- Written task:
Below are some records; repeat them all exactly, minus the pictures.

- Provided entries:
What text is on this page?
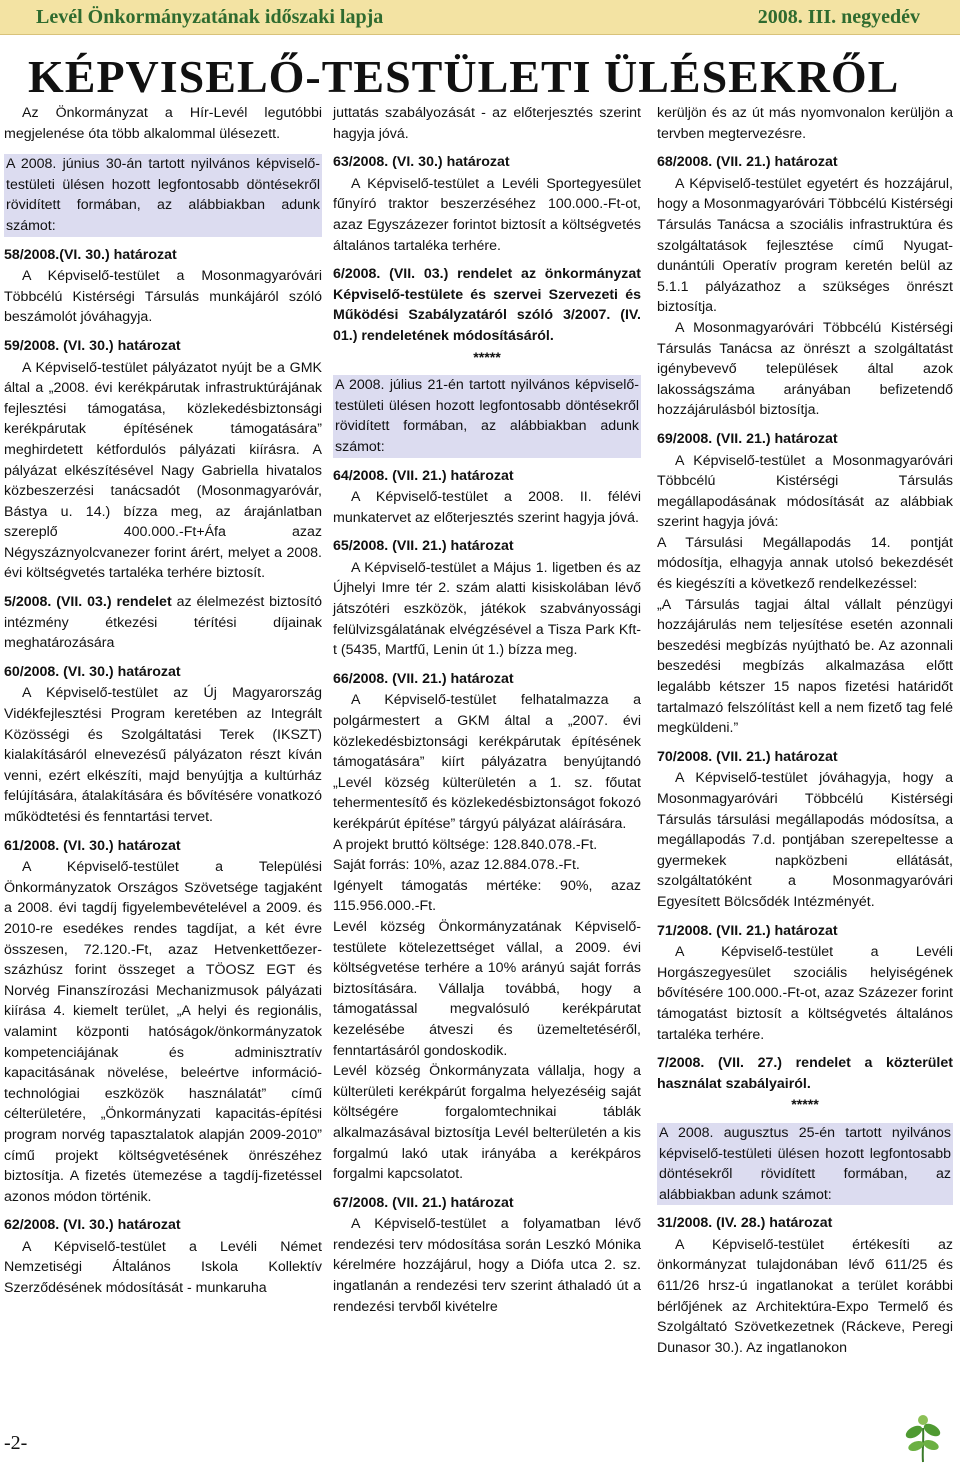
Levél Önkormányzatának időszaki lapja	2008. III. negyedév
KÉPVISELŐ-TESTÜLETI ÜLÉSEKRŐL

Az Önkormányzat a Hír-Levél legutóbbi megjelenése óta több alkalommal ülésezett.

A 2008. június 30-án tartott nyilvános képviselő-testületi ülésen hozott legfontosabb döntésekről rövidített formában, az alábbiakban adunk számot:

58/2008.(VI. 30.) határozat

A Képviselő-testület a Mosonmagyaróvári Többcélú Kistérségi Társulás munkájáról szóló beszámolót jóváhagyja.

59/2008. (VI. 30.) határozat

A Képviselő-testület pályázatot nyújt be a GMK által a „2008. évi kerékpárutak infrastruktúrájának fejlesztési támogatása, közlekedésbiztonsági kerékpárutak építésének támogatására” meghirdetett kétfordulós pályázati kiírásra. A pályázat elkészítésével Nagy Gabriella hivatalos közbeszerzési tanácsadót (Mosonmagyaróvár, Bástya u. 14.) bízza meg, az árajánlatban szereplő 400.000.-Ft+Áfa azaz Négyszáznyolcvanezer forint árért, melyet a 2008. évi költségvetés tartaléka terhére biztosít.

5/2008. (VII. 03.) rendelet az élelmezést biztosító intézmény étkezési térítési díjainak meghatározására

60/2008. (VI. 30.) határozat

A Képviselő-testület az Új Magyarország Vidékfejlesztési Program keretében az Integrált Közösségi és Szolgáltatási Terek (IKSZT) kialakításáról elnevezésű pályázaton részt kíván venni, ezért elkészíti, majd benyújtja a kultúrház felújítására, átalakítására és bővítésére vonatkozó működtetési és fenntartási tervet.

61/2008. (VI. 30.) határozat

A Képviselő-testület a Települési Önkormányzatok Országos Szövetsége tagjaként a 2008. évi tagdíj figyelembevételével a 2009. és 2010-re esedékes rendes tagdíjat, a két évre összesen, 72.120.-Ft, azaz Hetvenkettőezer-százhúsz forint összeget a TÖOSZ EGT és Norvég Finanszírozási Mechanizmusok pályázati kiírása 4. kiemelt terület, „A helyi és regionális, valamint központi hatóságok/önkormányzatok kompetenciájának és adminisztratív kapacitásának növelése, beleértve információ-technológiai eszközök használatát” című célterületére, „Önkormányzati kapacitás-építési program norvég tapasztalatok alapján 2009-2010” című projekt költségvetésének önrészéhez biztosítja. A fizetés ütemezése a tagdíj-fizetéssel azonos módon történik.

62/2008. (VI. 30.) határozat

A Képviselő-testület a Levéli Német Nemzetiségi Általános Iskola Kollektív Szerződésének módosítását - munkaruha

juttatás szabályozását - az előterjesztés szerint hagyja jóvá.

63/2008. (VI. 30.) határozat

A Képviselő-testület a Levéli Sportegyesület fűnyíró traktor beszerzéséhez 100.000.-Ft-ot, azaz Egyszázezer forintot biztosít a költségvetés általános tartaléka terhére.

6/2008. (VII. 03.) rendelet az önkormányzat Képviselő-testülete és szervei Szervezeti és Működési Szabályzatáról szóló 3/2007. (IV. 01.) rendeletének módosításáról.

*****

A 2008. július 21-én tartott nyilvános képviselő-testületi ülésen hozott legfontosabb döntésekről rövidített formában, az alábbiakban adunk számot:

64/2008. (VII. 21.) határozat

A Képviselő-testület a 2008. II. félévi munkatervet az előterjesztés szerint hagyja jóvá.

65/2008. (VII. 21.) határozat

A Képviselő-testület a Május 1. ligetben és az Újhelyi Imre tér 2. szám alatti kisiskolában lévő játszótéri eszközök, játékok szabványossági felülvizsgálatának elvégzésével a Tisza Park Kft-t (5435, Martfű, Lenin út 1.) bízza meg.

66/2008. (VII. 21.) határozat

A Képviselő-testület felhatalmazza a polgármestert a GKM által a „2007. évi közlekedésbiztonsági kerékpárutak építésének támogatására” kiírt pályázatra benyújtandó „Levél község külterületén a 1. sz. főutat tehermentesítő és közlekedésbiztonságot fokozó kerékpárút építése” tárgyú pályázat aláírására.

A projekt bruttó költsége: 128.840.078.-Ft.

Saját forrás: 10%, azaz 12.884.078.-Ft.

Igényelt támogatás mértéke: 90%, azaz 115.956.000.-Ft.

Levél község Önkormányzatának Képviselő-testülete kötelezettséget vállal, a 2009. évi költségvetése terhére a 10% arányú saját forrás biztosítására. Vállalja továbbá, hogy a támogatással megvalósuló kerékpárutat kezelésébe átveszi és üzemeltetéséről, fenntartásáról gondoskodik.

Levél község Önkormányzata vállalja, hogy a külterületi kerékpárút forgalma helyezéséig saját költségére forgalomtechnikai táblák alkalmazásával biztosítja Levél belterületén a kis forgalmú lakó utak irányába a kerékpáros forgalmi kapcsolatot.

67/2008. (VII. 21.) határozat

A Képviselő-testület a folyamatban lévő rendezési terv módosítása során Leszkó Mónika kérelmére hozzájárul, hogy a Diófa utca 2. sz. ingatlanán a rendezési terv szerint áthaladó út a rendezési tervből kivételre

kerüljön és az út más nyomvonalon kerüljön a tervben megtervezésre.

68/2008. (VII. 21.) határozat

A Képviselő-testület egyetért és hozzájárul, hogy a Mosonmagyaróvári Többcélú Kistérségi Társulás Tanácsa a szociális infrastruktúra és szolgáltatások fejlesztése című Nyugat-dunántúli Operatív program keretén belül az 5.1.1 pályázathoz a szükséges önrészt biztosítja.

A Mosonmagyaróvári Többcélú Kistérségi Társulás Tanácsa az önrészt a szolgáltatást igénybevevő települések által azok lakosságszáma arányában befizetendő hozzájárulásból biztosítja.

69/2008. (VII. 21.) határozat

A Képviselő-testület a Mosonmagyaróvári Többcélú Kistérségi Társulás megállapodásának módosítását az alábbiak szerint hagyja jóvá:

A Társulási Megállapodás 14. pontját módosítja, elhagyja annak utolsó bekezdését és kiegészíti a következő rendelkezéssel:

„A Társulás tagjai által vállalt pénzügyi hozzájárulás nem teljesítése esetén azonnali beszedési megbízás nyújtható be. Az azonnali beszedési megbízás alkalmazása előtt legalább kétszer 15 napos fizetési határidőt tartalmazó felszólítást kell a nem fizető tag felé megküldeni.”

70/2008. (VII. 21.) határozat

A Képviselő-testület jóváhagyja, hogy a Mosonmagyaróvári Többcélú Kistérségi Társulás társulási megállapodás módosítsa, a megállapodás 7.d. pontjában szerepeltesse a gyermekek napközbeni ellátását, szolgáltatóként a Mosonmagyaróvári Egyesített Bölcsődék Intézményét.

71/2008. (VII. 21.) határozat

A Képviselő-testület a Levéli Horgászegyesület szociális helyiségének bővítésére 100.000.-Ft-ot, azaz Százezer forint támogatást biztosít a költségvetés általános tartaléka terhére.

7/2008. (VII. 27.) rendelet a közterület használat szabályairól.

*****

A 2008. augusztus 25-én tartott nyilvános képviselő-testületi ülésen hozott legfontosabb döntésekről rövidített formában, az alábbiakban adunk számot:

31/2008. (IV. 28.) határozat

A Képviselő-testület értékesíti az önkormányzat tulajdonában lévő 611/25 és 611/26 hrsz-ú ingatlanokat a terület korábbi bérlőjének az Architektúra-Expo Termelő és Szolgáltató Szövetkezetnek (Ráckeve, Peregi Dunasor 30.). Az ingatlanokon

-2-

- Solved problem:
What text is on this page?
Levél Önkormányzatának időszaki lapja	2008. III. negyedév
KÉPVISELŐ-TESTÜLETI ÜLÉSEKRŐL

Az Önkormányzat a Hír-Levél legutóbbi megjelenése óta több alkalommal ülésezett.

A 2008. június 30-án tartott nyilvános képviselő-testületi ülésen hozott legfontosabb döntésekről rövidített formában, az alábbiakban adunk számot:

58/2008.(VI. 30.) határozat

A Képviselő-testület a Mosonmagyaróvári Többcélú Kistérségi Társulás munkájáról szóló beszámolót jóváhagyja.

59/2008. (VI. 30.) határozat

A Képviselő-testület pályázatot nyújt be a GMK által a „2008. évi kerékpárutak infrastruktúrájának fejlesztési támogatása, közlekedésbiztonsági kerékpárutak építésének támogatására” meghirdetett kétfordulós pályázati kiírásra. A pályázat elkészítésével Nagy Gabriella hivatalos közbeszerzési tanácsadót (Mosonmagyaróvár, Bástya u. 14.) bízza meg, az árajánlatban szereplő 400.000.-Ft+Áfa azaz Négyszáznyolcvanezer forint árért, melyet a 2008. évi költségvetés tartaléka terhére biztosít.

5/2008. (VII. 03.) rendelet az élelmezést biztosító intézmény étkezési térítési díjainak meghatározására

60/2008. (VI. 30.) határozat

A Képviselő-testület az Új Magyarország Vidékfejlesztési Program keretében az Integrált Közösségi és Szolgáltatási Terek (IKSZT) kialakításáról elnevezésű pályázaton részt kíván venni, ezért elkészíti, majd benyújtja a kultúrház felújítására, átalakítására és bővítésére vonatkozó működtetési és fenntartási tervet.

61/2008. (VI. 30.) határozat

A Képviselő-testület a Települési Önkormányzatok Országos Szövetsége tagjaként a 2008. évi tagdíj figyelembevételével a 2009. és 2010-re esedékes rendes tagdíjat, a két évre összesen, 72.120.-Ft, azaz Hetvenkettőezer-százhúsz forint összeget a TÖOSZ EGT és Norvég Finanszírozási Mechanizmusok pályázati kiírása 4. kiemelt terület, „A helyi és regionális, valamint központi hatóságok/önkormányzatok kompetenciájának és adminisztratív kapacitásának növelése, beleértve információ-technológiai eszközök használatát” című célterületére, „Önkormányzati kapacitás-építési program norvég tapasztalatok alapján 2009-2010” című projekt költségvetésének önrészéhez biztosítja. A fizetés ütemezése a tagdíj-fizetéssel azonos módon történik.

62/2008. (VI. 30.) határozat

A Képviselő-testület a Levéli Német Nemzetiségi Általános Iskola Kollektív Szerződésének módosítását - munkaruha

juttatás szabályozását - az előterjesztés szerint hagyja jóvá.

63/2008. (VI. 30.) határozat

A Képviselő-testület a Levéli Sportegyesület fűnyíró traktor beszerzéséhez 100.000.-Ft-ot, azaz Egyszázezer forintot biztosít a költségvetés általános tartaléka terhére.

6/2008. (VII. 03.) rendelet az önkormányzat Képviselő-testülete és szervei Szervezeti és Működési Szabályzatáról szóló 3/2007. (IV. 01.) rendeletének módosításáról.

*****

A 2008. július 21-én tartott nyilvános képviselő-testületi ülésen hozott legfontosabb döntésekről rövidített formában, az alábbiakban adunk számot:

64/2008. (VII. 21.) határozat

A Képviselő-testület a 2008. II. félévi munkatervet az előterjesztés szerint hagyja jóvá.

65/2008. (VII. 21.) határozat

A Képviselő-testület a Május 1. ligetben és az Újhelyi Imre tér 2. szám alatti kisiskolában lévő játszótéri eszközök, játékok szabványossági felülvizsgálatának elvégzésével a Tisza Park Kft-t (5435, Martfű, Lenin út 1.) bízza meg.

66/2008. (VII. 21.) határozat

A Képviselő-testület felhatalmazza a polgármestert a GKM által a „2007. évi közlekedésbiztonsági kerékpárutak építésének támogatására” kiírt pályázatra benyújtandó „Levél község külterületén a 1. sz. főutat tehermentesítő és közlekedésbiztonságot fokozó kerékpárút építése” tárgyú pályázat aláírására.

A projekt bruttó költsége: 128.840.078.-Ft.

Saját forrás: 10%, azaz 12.884.078.-Ft.

Igényelt támogatás mértéke: 90%, azaz 115.956.000.-Ft.

Levél község Önkormányzatának Képviselő-testülete kötelezettséget vállal, a 2009. évi költségvetése terhére a 10% arányú saját forrás biztosítására. Vállalja továbbá, hogy a támogatással megvalósuló kerékpárutat kezelésébe átveszi és üzemeltetéséről, fenntartásáról gondoskodik.

Levél község Önkormányzata vállalja, hogy a külterületi kerékpárút forgalma helyezéséig saját költségére forgalomtechnikai táblák alkalmazásával biztosítja Levél belterületén a kis forgalmú lakó utak irányába a kerékpáros forgalmi kapcsolatot.

67/2008. (VII. 21.) határozat

A Képviselő-testület a folyamatban lévő rendezési terv módosítása során Leszkó Mónika kérelmére hozzájárul, hogy a Diófa utca 2. sz. ingatlanán a rendezési terv szerint áthaladó út a rendezési tervből kivételre

kerüljön és az út más nyomvonalon kerüljön a tervben megtervezésre.

68/2008. (VII. 21.) határozat

A Képviselő-testület egyetért és hozzájárul, hogy a Mosonmagyaróvári Többcélú Kistérségi Társulás Tanácsa a szociális infrastruktúra és szolgáltatások fejlesztése című Nyugat-dunántúli Operatív program keretén belül az 5.1.1 pályázathoz a szükséges önrészt biztosítja.

A Mosonmagyaróvári Többcélú Kistérségi Társulás Tanácsa az önrészt a szolgáltatást igénybevevő települések által azok lakosságszáma arányában befizetendő hozzájárulásból biztosítja.

69/2008. (VII. 21.) határozat

A Képviselő-testület a Mosonmagyaróvári Többcélú Kistérségi Társulás megállapodásának módosítását az alábbiak szerint hagyja jóvá:

A Társulási Megállapodás 14. pontját módosítja, elhagyja annak utolsó bekezdését és kiegészíti a következő rendelkezéssel:

„A Társulás tagjai által vállalt pénzügyi hozzájárulás nem teljesítése esetén azonnali beszedési megbízás nyújtható be. Az azonnali beszedési megbízás alkalmazása előtt legalább kétszer 15 napos fizetési határidőt tartalmazó felszólítást kell a nem fizető tag felé megküldeni.”

70/2008. (VII. 21.) határozat

A Képviselő-testület jóváhagyja, hogy a Mosonmagyaróvári Többcélú Kistérségi Társulás társulási megállapodás módosítsa, a megállapodás 7.d. pontjában szerepeltesse a gyermekek napközbeni ellátását, szolgáltatóként a Mosonmagyaróvári Egyesített Bölcsődék Intézményét.

71/2008. (VII. 21.) határozat

A Képviselő-testület a Levéli Horgászegyesület szociális helyiségének bővítésére 100.000.-Ft-ot, azaz Százezer forint támogatást biztosít a költségvetés általános tartaléka terhére.

7/2008. (VII. 27.) rendelet a közterület használat szabályairól.

*****

A 2008. augusztus 25-én tartott nyilvános képviselő-testületi ülésen hozott legfontosabb döntésekről rövidített formában, az alábbiakban adunk számot:

31/2008. (IV. 28.) határozat

A Képviselő-testület értékesíti az önkormányzat tulajdonában lévő 611/25 és 611/26 hrsz-ú ingatlanokat a terület korábbi bérlőjének az Architektúra-Expo Termelő és Szolgáltató Szövetkezetnek (Ráckeve, Peregi Dunasor 30.). Az ingatlanokon

-2-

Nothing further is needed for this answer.